## Available records:
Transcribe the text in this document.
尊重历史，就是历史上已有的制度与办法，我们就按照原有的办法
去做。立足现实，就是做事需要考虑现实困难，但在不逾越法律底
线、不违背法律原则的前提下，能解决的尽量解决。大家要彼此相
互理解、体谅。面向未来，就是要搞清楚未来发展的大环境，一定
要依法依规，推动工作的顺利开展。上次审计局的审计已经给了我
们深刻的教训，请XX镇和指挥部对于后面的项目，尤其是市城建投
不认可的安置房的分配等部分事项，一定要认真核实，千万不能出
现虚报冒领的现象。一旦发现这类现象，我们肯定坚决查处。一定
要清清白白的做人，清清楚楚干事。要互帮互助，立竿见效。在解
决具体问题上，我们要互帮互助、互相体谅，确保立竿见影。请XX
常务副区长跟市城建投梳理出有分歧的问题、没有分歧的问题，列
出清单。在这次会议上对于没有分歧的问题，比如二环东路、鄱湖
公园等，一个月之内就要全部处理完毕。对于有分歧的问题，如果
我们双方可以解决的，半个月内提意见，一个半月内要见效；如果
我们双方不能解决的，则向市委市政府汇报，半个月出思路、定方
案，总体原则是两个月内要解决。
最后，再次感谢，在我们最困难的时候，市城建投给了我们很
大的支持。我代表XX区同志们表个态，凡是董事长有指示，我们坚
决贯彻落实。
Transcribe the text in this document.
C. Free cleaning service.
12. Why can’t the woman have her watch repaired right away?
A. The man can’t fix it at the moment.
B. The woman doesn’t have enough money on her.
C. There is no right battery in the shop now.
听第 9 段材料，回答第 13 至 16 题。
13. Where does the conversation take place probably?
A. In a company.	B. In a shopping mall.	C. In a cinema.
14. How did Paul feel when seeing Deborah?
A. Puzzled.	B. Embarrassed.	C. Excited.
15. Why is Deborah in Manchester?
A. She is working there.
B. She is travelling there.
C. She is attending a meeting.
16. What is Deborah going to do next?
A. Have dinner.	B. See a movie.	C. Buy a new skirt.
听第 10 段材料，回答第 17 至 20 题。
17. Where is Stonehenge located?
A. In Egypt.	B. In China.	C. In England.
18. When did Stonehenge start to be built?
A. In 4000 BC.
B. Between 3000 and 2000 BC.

## Work to be completed:
Your task is to reproduce the whole listing exactly.

## Exercise result:
Transcribe the text in this document.
尊重历史，就是历史上已有的制度与办法，我们就按照原有的办法
去做。立足现实，就是做事需要考虑现实困难，但在不逾越法律底
线、不违背法律原则的前提下，能解决的尽量解决。大家要彼此相
互理解、体谅。面向未来，就是要搞清楚未来发展的大环境，一定
要依法依规，推动工作的顺利开展。上次审计局的审计已经给了我
们深刻的教训，请XX镇和指挥部对于后面的项目，尤其是市城建投
不认可的安置房的分配等部分事项，一定要认真核实，千万不能出
现虚报冒领的现象。一旦发现这类现象，我们肯定坚决查处。一定
要清清白白的做人，清清楚楚干事。要互帮互助，立竿见效。在解
决具体问题上，我们要互帮互助、互相体谅，确保立竿见影。请XX
常务副区长跟市城建投梳理出有分歧的问题、没有分歧的问题，列
出清单。在这次会议上对于没有分歧的问题，比如二环东路、鄱湖
公园等，一个月之内就要全部处理完毕。对于有分歧的问题，如果
我们双方可以解决的，半个月内提意见，一个半月内要见效；如果
我们双方不能解决的，则向市委市政府汇报，半个月出思路、定方
案，总体原则是两个月内要解决。
最后，再次感谢，在我们最困难的时候，市城建投给了我们很
大的支持。我代表XX区同志们表个态，凡是董事长有指示，我们坚
决贯彻落实。
Transcribe the text in this document.
C. Free cleaning service.
12. Why can’t the woman have her watch repaired right away?
A. The man can’t fix it at the moment.
B. The woman doesn’t have enough money on her.
C. There is no right battery in the shop now.
听第 9 段材料，回答第 13 至 16 题。
13. Where does the conversation take place probably?
A. In a company.	B. In a shopping mall.	C. In a cinema.
14. How did Paul feel when seeing Deborah?
A. Puzzled.	B. Embarrassed.	C. Excited.
15. Why is Deborah in Manchester?
A. She is working there.
B. She is travelling there.
C. She is attending a meeting.
16. What is Deborah going to do next?
A. Have dinner.	B. See a movie.	C. Buy a new skirt.
听第 10 段材料，回答第 17 至 20 题。
17. Where is Stonehenge located?
A. In Egypt.	B. In China.	C. In England.
18. When did Stonehenge start to be built?
A. In 4000 BC.
B. Between 3000 and 2000 BC.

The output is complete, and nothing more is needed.